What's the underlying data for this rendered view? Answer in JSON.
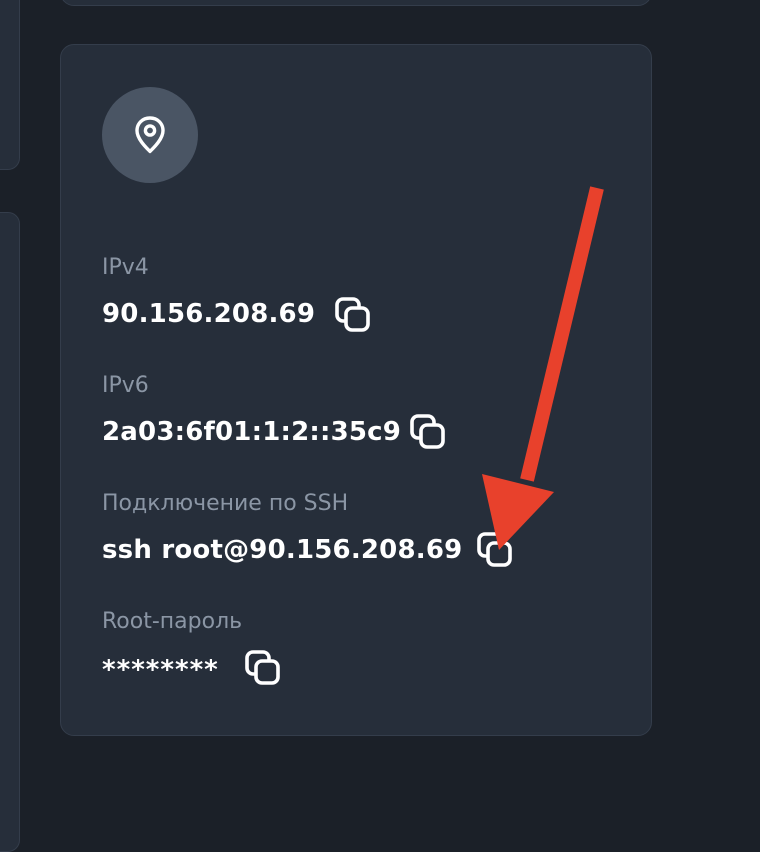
{
  "server_info": {
    "ipv4": {
      "label": "IPv4",
      "value": "90.156.208.69"
    },
    "ipv6": {
      "label": "IPv6",
      "value": "2a03:6f01:1:2::35c9"
    },
    "ssh": {
      "label": "Подключение по SSH",
      "value": "ssh root@90.156.208.69"
    },
    "root_password": {
      "label": "Root-пароль",
      "value": "********"
    }
  },
  "icons": {
    "location": "location-pin-icon",
    "copy": "copy-icon"
  },
  "colors": {
    "background": "#1b2028",
    "card": "#262e3a",
    "label": "#8b96a5",
    "value": "#ffffff",
    "icon_circle": "#4a5564",
    "annotation_arrow": "#e8412c"
  }
}
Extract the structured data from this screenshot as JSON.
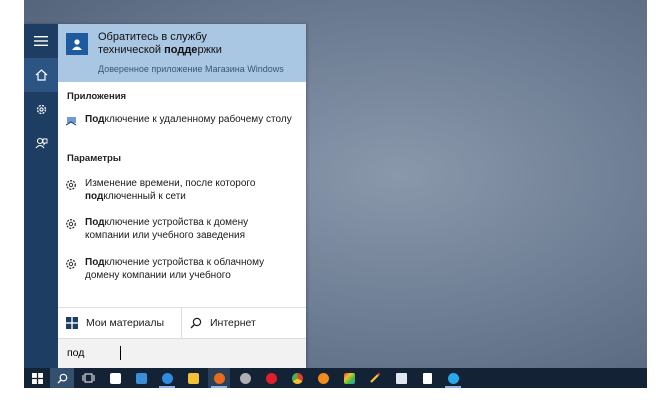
{
  "best_match": {
    "title_line1": "Обратитесь в службу",
    "title_line2_pre": "технической ",
    "title_line2_bold": "подде",
    "title_line2_post": "ржки",
    "subtitle": "Доверенное приложение Магазина Windows"
  },
  "sections": {
    "apps": "Приложения",
    "settings": "Параметры"
  },
  "apps": [
    {
      "bold": "Под",
      "rest": "ключение к удаленному рабочему столу"
    }
  ],
  "settings_items": [
    {
      "pre": "Изменение времени, после которого ",
      "bold": "под",
      "post": "ключенный к сети"
    },
    {
      "pre": "",
      "bold": "Под",
      "post": "ключение устройства к домену компании или учебного заведения"
    },
    {
      "pre": "",
      "bold": "Под",
      "post": "ключение устройства к облачному домену компании или учебного"
    }
  ],
  "bottom": {
    "my_stuff": "Мои материалы",
    "web": "Интернет"
  },
  "search": {
    "query": "под"
  },
  "colors": {
    "rail": "#1d3e62",
    "highlight": "#a9c6e2",
    "taskbar": "#142235"
  },
  "taskbar_icons": [
    {
      "name": "store-icon",
      "color": "#ffffff"
    },
    {
      "name": "news-icon",
      "color": "#3b8ed8"
    },
    {
      "name": "edge-icon",
      "color": "#2f8be0"
    },
    {
      "name": "explorer-icon",
      "color": "#f1c232"
    },
    {
      "name": "firefox-icon",
      "color": "#e66b1f"
    },
    {
      "name": "media-icon",
      "color": "#b0b0b0"
    },
    {
      "name": "opera-icon",
      "color": "#e0202a"
    },
    {
      "name": "chrome-icon",
      "color": "#4caf50"
    },
    {
      "name": "avast-icon",
      "color": "#f28c1c"
    },
    {
      "name": "paint-icon",
      "color": "#3fbf3f"
    },
    {
      "name": "pencil-icon",
      "color": "#f5c542"
    },
    {
      "name": "notepad-icon",
      "color": "#dfe8ee"
    },
    {
      "name": "document-icon",
      "color": "#ffffff"
    },
    {
      "name": "skype-icon",
      "color": "#29a9ea"
    }
  ]
}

◆ Stated exercise ◆
Reproduce the records, all of them, word for word; omit the pictures.

◆ Answer to the exercise ◆
What's the underlying data for this rendered view? Answer in JSON.
{
  "server_info": {
    "ipv4": {
      "label": "IPv4",
      "value": "90.156.208.69"
    },
    "ipv6": {
      "label": "IPv6",
      "value": "2a03:6f01:1:2::35c9"
    },
    "ssh": {
      "label": "Подключение по SSH",
      "value": "ssh root@90.156.208.69"
    },
    "root_password": {
      "label": "Root-пароль",
      "value": "********"
    }
  },
  "icons": {
    "location": "location-pin-icon",
    "copy": "copy-icon"
  },
  "colors": {
    "background": "#1b2028",
    "card": "#262e3a",
    "label": "#8b96a5",
    "value": "#ffffff",
    "icon_circle": "#4a5564",
    "annotation_arrow": "#e8412c"
  }
}
Extract the structured data from this screenshot as JSON.
{
  "best_match": {
    "title_line1": "Обратитесь в службу",
    "title_line2_pre": "технической ",
    "title_line2_bold": "подде",
    "title_line2_post": "ржки",
    "subtitle": "Доверенное приложение Магазина Windows"
  },
  "sections": {
    "apps": "Приложения",
    "settings": "Параметры"
  },
  "apps": [
    {
      "bold": "Под",
      "rest": "ключение к удаленному рабочему столу"
    }
  ],
  "settings_items": [
    {
      "pre": "Изменение времени, после которого ",
      "bold": "под",
      "post": "ключенный к сети"
    },
    {
      "pre": "",
      "bold": "Под",
      "post": "ключение устройства к домену компании или учебного заведения"
    },
    {
      "pre": "",
      "bold": "Под",
      "post": "ключение устройства к облачному домену компании или учебного"
    }
  ],
  "bottom": {
    "my_stuff": "Мои материалы",
    "web": "Интернет"
  },
  "search": {
    "query": "под"
  },
  "colors": {
    "rail": "#1d3e62",
    "highlight": "#a9c6e2",
    "taskbar": "#142235"
  },
  "taskbar_icons": [
    {
      "name": "store-icon",
      "color": "#ffffff"
    },
    {
      "name": "news-icon",
      "color": "#3b8ed8"
    },
    {
      "name": "edge-icon",
      "color": "#2f8be0"
    },
    {
      "name": "explorer-icon",
      "color": "#f1c232"
    },
    {
      "name": "firefox-icon",
      "color": "#e66b1f"
    },
    {
      "name": "media-icon",
      "color": "#b0b0b0"
    },
    {
      "name": "opera-icon",
      "color": "#e0202a"
    },
    {
      "name": "chrome-icon",
      "color": "#4caf50"
    },
    {
      "name": "avast-icon",
      "color": "#f28c1c"
    },
    {
      "name": "paint-icon",
      "color": "#3fbf3f"
    },
    {
      "name": "pencil-icon",
      "color": "#f5c542"
    },
    {
      "name": "notepad-icon",
      "color": "#dfe8ee"
    },
    {
      "name": "document-icon",
      "color": "#ffffff"
    },
    {
      "name": "skype-icon",
      "color": "#29a9ea"
    }
  ]
}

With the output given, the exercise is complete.